* SET PROBLEM: Compute how many lines in the entries below contain "from", and output nothing but the number.

Collection entries
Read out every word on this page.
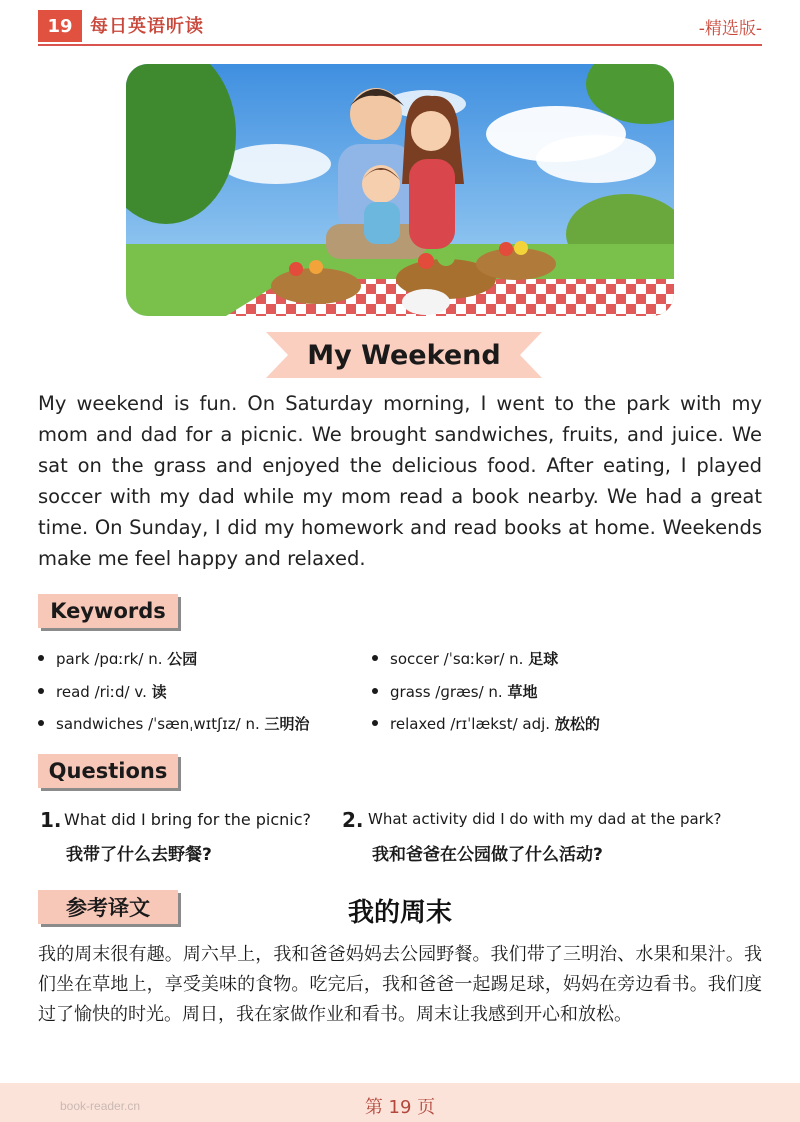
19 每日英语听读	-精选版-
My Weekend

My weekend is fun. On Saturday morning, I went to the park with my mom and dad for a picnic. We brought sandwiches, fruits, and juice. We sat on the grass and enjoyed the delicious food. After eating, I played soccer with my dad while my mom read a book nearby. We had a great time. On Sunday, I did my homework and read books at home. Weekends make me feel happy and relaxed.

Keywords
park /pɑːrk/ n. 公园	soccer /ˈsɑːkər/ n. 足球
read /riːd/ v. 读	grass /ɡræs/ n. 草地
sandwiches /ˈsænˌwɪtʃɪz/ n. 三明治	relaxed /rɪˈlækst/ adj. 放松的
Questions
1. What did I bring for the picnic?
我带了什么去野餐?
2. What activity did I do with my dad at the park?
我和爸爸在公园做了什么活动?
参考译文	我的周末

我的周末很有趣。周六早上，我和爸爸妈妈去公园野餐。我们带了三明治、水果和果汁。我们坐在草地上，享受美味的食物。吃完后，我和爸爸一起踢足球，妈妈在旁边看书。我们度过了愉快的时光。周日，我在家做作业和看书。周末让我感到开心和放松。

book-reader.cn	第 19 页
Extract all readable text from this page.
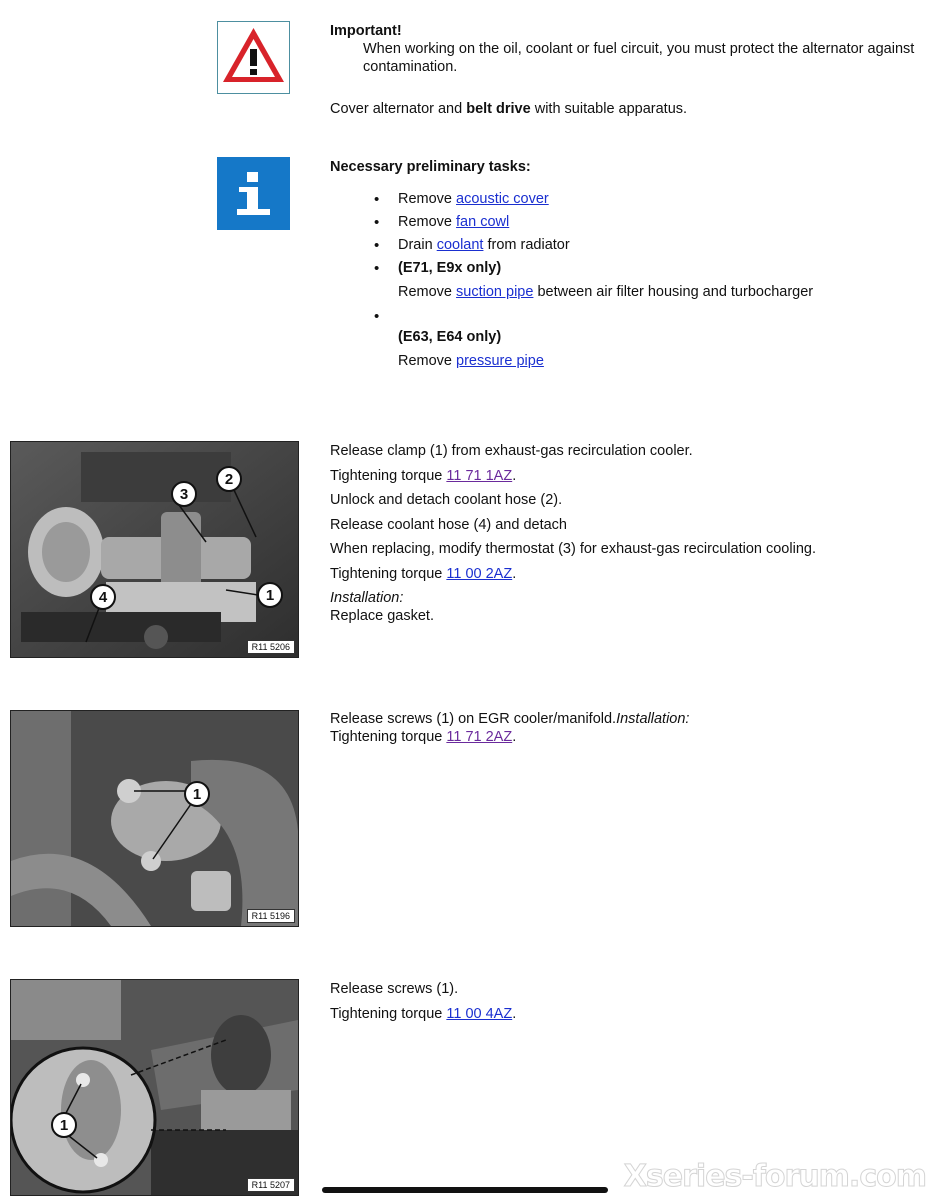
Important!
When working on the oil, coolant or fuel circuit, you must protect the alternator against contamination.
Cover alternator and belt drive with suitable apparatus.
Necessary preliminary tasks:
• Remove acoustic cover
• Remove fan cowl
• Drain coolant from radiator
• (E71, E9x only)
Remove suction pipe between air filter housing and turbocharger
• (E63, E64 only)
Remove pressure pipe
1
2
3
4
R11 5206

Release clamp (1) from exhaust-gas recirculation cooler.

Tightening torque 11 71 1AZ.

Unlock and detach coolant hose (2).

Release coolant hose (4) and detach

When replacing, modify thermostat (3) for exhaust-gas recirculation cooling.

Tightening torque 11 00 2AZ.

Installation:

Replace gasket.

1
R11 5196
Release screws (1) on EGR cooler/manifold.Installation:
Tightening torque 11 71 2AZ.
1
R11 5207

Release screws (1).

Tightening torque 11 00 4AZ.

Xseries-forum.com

==

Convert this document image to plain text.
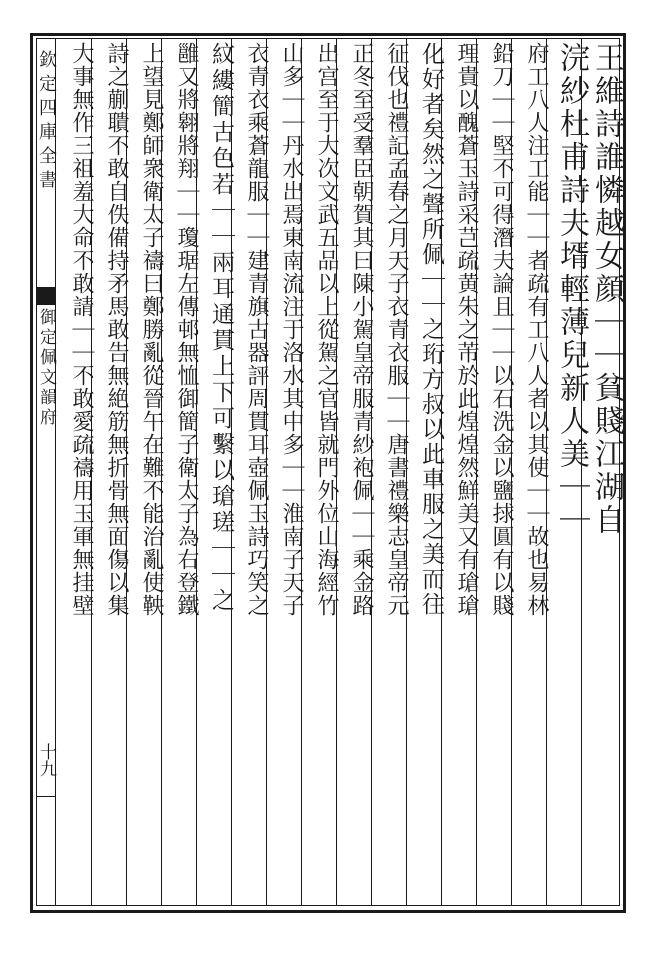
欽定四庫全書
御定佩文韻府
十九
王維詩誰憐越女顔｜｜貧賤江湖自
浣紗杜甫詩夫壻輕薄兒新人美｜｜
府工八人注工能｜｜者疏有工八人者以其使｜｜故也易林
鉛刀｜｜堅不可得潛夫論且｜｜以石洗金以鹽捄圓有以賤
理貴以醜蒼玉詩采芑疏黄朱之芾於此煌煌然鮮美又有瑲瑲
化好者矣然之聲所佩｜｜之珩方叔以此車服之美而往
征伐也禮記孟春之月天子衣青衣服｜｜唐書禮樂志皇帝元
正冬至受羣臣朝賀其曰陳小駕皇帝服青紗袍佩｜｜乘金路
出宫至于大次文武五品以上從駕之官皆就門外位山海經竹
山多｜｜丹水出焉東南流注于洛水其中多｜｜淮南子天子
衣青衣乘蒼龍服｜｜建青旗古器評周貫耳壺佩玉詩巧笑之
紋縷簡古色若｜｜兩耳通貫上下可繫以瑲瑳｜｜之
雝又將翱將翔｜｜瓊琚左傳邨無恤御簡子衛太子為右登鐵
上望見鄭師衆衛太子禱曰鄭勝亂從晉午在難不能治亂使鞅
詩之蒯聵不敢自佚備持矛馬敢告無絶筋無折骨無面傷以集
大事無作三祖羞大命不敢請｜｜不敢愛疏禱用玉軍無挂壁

* THE OUTPUT: 3